**Stated problem**
Go through the records and show each line where the word "houses" occurs.

**** Records provided ****

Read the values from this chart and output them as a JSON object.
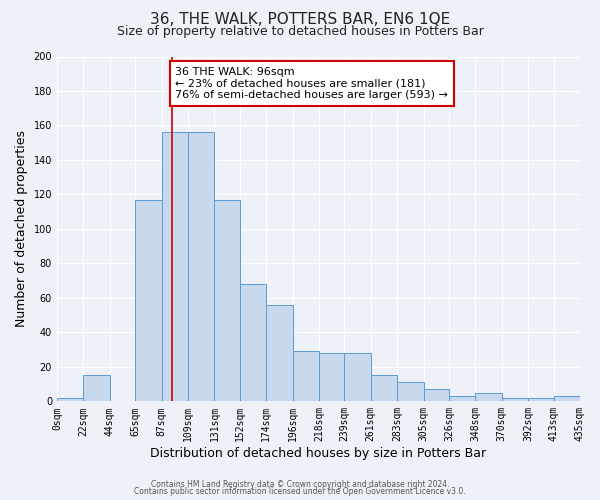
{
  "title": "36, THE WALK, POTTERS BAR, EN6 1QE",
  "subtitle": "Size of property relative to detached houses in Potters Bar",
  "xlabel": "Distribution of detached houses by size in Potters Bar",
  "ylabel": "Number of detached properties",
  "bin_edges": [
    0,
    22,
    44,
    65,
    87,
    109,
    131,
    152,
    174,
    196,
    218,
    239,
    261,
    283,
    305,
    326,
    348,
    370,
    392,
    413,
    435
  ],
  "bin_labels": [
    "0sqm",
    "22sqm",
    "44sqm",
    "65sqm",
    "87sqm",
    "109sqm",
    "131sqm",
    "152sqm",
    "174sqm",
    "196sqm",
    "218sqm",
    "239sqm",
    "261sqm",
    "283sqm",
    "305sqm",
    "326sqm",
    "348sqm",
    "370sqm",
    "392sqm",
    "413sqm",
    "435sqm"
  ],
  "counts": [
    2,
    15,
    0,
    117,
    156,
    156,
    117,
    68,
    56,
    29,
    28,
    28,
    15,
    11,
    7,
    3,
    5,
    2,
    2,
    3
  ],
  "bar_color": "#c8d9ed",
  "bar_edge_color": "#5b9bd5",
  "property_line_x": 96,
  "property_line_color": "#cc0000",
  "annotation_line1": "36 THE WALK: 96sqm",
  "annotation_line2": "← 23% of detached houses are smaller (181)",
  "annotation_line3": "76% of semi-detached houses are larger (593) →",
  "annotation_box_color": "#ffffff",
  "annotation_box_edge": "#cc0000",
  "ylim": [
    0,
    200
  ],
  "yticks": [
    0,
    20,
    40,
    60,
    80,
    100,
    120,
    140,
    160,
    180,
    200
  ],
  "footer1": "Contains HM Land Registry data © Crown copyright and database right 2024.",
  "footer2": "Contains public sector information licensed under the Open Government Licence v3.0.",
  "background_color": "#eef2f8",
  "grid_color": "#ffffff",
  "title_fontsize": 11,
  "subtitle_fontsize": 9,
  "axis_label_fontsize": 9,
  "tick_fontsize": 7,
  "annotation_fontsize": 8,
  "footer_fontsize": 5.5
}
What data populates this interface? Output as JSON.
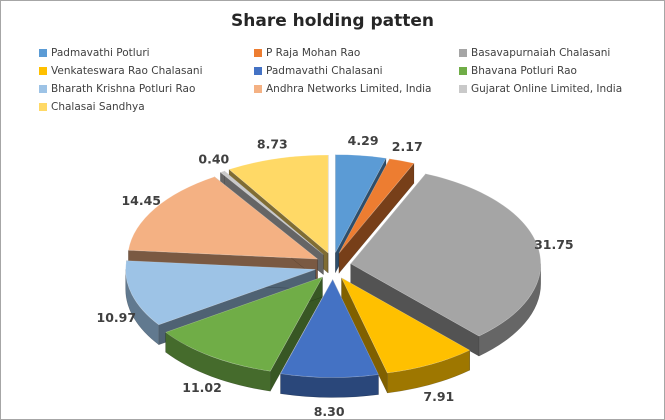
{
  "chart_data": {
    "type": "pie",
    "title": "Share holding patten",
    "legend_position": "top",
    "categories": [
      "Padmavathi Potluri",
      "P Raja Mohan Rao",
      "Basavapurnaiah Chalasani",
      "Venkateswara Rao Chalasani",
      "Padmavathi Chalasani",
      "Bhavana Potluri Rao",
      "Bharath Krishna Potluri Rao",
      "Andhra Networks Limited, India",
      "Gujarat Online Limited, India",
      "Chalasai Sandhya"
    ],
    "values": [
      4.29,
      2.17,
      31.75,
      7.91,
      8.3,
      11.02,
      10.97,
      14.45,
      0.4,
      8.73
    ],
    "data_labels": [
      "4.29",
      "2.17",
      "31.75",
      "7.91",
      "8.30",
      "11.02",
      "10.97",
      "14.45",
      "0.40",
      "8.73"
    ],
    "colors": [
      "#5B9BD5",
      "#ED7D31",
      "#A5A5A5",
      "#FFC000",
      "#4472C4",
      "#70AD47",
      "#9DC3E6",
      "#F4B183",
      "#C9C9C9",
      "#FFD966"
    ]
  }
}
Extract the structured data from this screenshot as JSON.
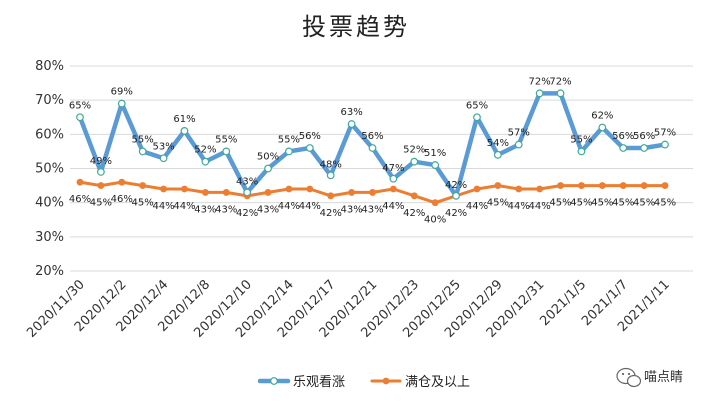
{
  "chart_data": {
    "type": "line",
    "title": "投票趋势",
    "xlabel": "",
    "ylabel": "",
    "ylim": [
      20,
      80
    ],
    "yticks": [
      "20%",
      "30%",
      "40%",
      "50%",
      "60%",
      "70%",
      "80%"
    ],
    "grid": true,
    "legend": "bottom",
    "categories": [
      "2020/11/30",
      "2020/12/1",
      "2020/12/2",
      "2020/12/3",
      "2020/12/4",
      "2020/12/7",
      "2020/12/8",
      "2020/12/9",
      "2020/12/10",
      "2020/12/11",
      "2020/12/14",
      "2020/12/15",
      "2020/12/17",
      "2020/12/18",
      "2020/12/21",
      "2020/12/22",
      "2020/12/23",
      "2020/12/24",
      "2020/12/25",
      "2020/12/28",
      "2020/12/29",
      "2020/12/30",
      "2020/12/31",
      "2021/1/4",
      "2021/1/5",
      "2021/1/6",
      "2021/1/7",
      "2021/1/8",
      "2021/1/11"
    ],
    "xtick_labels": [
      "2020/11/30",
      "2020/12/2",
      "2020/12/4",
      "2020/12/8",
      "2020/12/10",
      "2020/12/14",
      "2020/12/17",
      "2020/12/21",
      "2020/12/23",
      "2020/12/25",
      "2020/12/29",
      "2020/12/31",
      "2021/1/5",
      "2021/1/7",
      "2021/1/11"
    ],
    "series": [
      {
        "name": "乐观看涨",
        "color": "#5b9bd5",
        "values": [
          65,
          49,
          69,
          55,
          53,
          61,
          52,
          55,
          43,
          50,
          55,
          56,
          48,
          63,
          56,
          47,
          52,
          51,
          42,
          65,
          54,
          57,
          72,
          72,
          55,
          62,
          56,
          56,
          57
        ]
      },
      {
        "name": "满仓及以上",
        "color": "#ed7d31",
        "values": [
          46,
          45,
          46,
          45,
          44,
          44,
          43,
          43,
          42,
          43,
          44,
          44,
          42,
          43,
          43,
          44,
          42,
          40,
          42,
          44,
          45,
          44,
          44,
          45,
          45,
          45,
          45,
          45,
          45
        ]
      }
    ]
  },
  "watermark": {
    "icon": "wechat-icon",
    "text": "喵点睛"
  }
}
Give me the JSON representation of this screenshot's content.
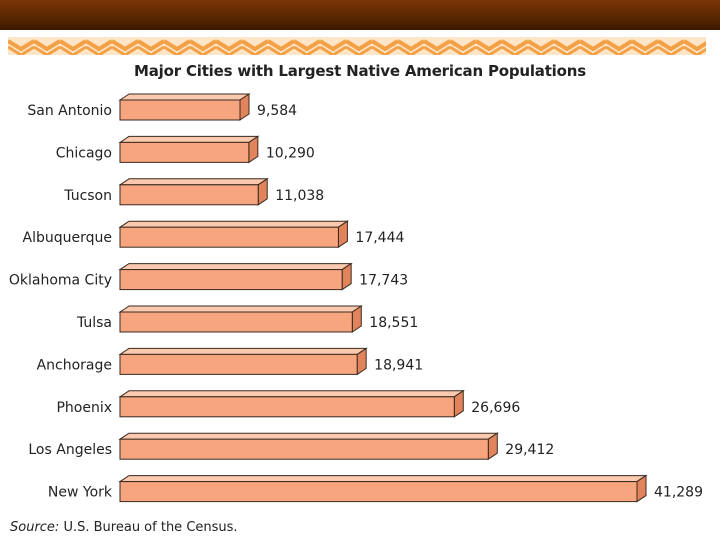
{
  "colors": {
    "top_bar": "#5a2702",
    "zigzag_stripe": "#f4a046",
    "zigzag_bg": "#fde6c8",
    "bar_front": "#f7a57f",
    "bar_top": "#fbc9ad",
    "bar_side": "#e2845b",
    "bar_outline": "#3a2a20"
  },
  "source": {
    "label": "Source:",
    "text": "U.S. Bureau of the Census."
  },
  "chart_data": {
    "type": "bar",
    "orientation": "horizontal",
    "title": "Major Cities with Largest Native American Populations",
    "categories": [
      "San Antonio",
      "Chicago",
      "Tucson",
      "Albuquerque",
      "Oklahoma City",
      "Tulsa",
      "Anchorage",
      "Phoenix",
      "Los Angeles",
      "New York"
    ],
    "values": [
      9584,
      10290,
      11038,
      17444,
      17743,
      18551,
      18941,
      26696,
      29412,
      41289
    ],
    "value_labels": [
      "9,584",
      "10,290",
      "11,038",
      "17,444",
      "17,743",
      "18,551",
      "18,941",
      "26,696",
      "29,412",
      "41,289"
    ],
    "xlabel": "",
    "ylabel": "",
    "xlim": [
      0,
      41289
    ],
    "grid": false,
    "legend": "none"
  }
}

****
**** Records provided ****

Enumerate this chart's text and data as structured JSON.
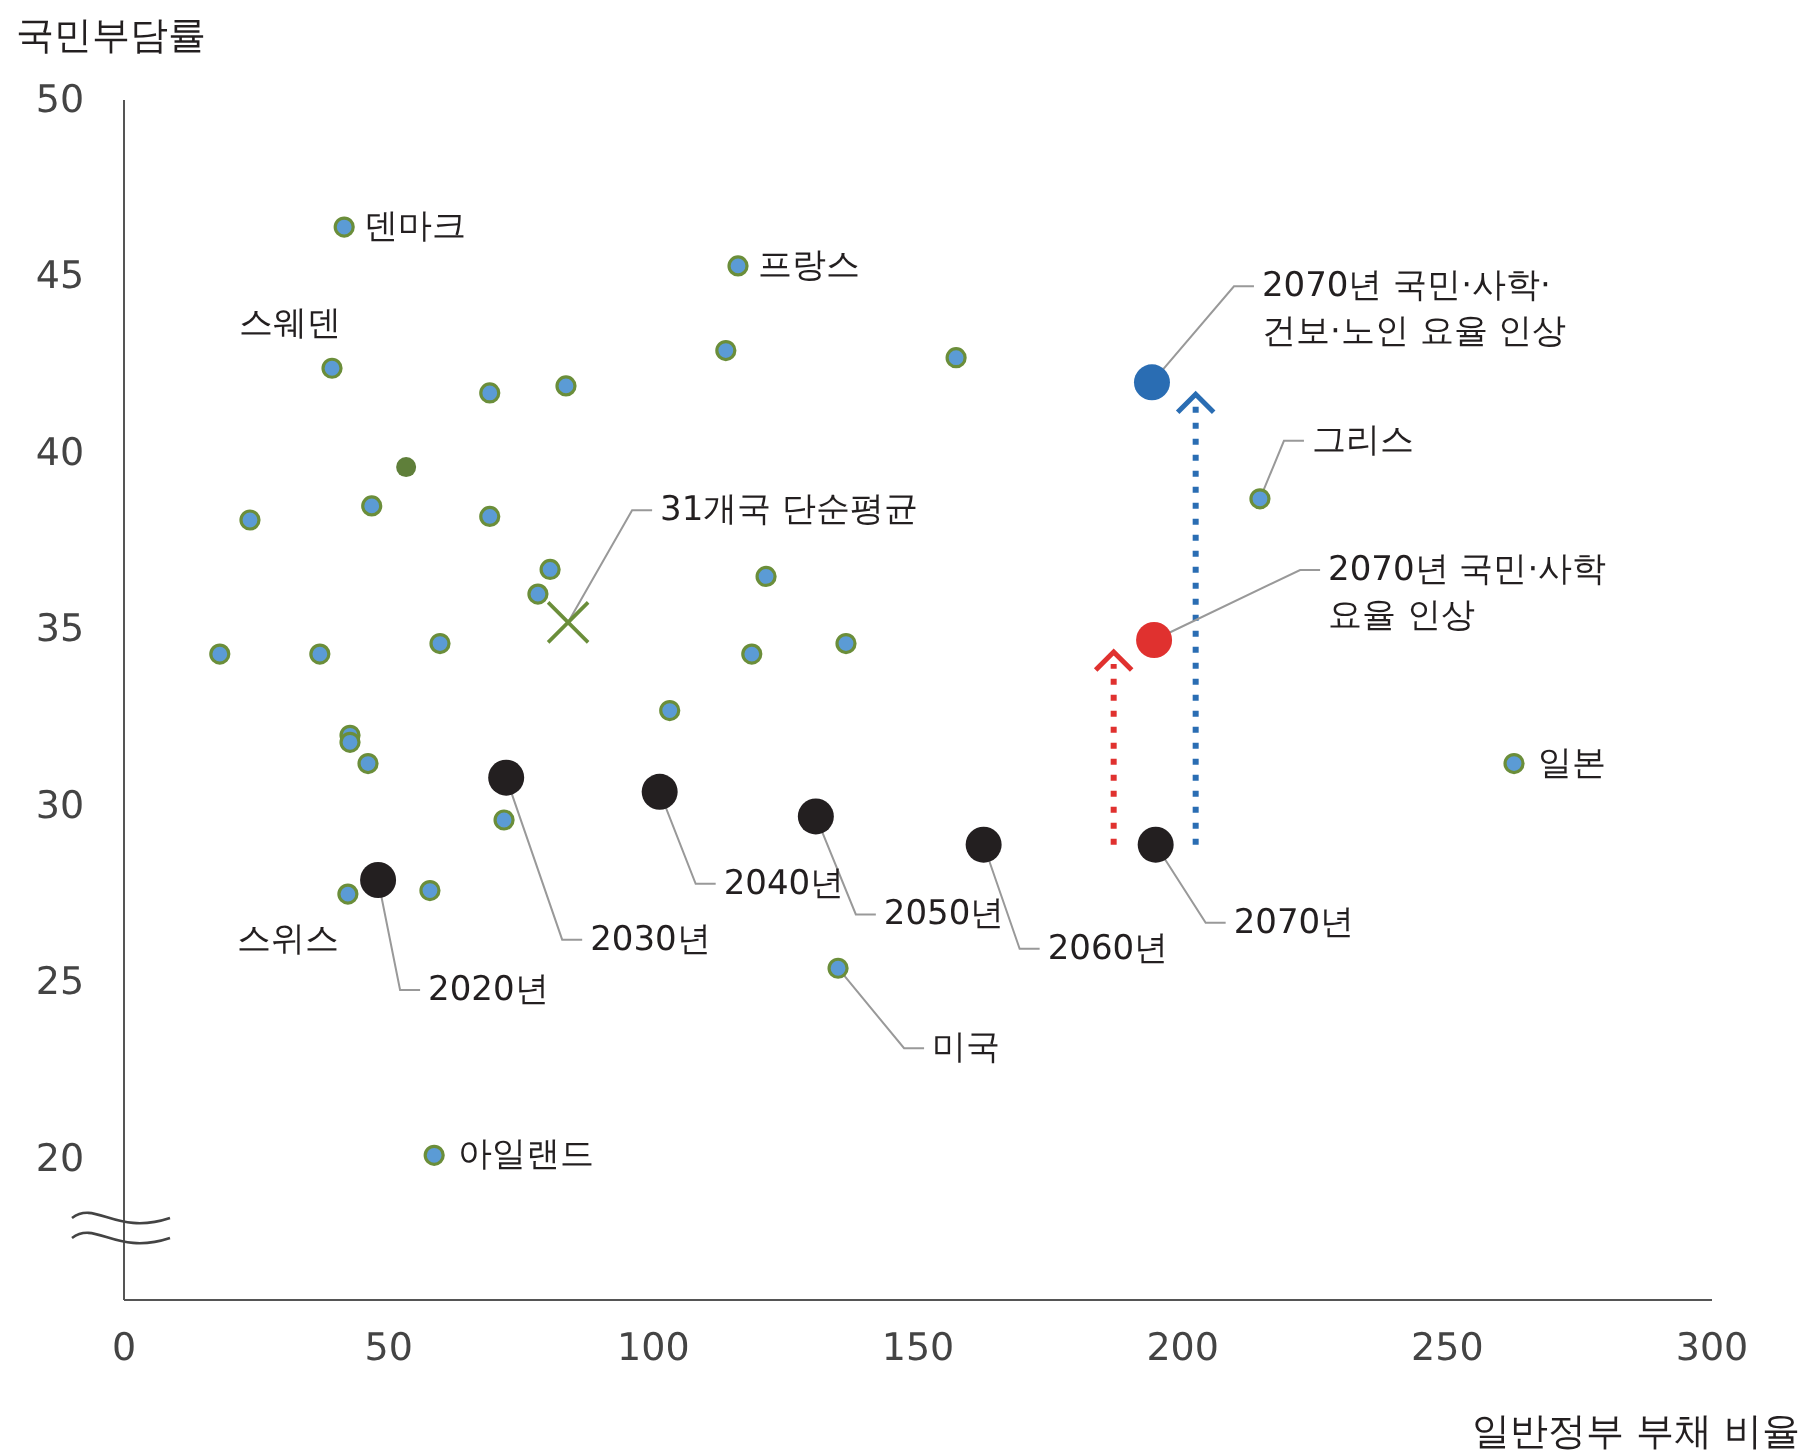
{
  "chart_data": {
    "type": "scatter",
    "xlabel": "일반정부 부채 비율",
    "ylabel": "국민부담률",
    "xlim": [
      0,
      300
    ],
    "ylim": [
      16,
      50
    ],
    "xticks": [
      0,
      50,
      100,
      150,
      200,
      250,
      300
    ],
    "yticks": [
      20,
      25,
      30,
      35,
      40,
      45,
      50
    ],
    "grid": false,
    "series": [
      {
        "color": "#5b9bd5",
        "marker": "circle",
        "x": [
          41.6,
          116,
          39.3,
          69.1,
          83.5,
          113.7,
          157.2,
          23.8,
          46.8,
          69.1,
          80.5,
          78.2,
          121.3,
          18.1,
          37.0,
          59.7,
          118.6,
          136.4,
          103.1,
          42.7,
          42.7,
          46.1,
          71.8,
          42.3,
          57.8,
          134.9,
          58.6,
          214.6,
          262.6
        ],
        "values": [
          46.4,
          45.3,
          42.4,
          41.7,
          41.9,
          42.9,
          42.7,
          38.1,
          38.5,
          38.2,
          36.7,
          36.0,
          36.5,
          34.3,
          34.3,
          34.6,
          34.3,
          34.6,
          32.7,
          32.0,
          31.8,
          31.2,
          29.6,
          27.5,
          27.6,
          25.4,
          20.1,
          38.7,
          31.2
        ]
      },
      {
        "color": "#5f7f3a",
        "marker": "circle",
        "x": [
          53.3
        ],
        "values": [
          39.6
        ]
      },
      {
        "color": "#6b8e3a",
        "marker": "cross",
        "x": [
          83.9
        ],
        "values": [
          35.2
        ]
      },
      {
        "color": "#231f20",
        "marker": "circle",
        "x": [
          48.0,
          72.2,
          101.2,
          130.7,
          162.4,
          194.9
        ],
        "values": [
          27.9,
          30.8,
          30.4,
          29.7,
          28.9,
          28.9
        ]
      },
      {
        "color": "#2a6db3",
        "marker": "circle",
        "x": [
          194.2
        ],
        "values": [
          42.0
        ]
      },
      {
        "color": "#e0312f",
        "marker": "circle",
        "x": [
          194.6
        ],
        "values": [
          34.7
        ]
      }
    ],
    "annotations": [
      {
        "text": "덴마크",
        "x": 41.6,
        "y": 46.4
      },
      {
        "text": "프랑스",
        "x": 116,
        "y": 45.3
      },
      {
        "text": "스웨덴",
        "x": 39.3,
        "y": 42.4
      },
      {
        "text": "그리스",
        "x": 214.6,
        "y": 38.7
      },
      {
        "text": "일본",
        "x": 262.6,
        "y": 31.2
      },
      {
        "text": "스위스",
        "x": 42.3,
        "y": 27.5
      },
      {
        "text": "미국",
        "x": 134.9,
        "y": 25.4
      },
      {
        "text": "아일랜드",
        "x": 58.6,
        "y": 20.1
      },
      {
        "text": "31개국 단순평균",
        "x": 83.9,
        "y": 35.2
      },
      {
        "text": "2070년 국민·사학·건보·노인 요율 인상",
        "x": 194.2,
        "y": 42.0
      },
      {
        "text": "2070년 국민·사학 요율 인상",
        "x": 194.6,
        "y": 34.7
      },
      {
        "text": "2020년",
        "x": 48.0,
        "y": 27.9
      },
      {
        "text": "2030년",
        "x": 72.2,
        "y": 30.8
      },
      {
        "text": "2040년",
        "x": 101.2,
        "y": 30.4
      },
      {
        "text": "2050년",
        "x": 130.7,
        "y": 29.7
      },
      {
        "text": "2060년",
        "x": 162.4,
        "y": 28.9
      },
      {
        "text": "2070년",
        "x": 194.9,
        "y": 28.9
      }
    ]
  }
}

****
**** Records provided ****

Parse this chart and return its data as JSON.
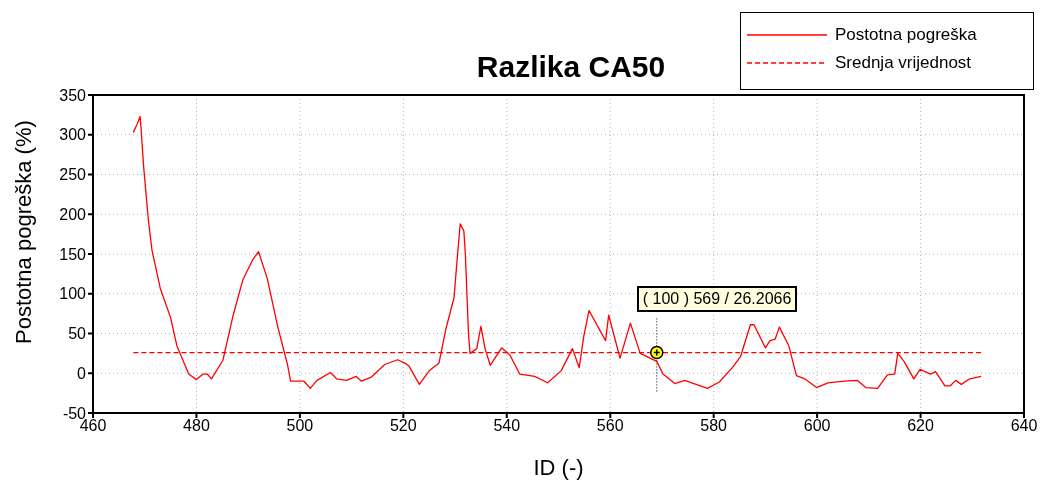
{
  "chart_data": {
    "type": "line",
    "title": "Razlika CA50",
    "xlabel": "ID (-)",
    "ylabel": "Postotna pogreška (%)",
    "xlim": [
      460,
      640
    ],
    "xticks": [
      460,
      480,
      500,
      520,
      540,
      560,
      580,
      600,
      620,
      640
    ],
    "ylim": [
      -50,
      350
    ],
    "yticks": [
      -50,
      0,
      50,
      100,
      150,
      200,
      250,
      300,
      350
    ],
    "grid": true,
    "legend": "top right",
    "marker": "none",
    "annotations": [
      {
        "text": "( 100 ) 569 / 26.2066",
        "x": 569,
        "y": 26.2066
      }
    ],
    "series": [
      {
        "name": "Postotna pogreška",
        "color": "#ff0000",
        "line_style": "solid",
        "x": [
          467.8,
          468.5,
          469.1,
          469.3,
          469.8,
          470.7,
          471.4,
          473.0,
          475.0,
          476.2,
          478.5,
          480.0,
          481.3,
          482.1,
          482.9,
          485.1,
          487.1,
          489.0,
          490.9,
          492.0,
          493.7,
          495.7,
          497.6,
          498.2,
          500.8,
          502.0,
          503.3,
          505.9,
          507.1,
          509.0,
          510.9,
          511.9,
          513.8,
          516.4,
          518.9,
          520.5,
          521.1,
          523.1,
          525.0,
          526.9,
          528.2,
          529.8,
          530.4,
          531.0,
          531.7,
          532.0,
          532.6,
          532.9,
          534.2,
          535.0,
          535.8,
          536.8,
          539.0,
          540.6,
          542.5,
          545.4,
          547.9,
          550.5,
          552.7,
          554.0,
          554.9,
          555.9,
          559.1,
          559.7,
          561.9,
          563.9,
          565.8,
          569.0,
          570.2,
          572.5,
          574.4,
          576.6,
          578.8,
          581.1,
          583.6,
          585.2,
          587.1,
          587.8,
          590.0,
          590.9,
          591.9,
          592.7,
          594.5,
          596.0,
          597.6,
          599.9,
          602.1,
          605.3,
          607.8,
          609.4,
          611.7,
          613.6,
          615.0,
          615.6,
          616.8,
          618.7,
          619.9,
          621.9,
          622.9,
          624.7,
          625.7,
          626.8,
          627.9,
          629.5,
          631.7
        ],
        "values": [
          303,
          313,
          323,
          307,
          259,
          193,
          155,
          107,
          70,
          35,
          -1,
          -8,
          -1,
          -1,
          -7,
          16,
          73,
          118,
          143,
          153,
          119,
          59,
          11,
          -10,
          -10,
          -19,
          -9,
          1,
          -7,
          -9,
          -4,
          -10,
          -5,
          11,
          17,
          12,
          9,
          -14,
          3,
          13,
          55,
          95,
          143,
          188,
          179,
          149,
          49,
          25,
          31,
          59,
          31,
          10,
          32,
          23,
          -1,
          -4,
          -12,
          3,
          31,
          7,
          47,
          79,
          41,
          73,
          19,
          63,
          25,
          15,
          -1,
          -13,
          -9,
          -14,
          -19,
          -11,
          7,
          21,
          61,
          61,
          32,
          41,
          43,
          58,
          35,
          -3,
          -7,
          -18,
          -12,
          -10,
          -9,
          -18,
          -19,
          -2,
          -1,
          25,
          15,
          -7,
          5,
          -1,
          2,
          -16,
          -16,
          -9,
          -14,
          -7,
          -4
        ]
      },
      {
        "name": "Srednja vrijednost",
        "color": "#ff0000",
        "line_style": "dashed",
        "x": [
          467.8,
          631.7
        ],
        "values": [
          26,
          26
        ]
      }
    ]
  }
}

****

**Right answer**
  "subtitle": "Size of property relative to detached houses in Potters Bar",
  "xlabel": "Distribution of detached houses by size in Potters Bar",
  "annotation_line2": "← 23% of detached houses are smaller (181)",
  "annotation_line3": "76% of semi-detached houses are larger (593) →",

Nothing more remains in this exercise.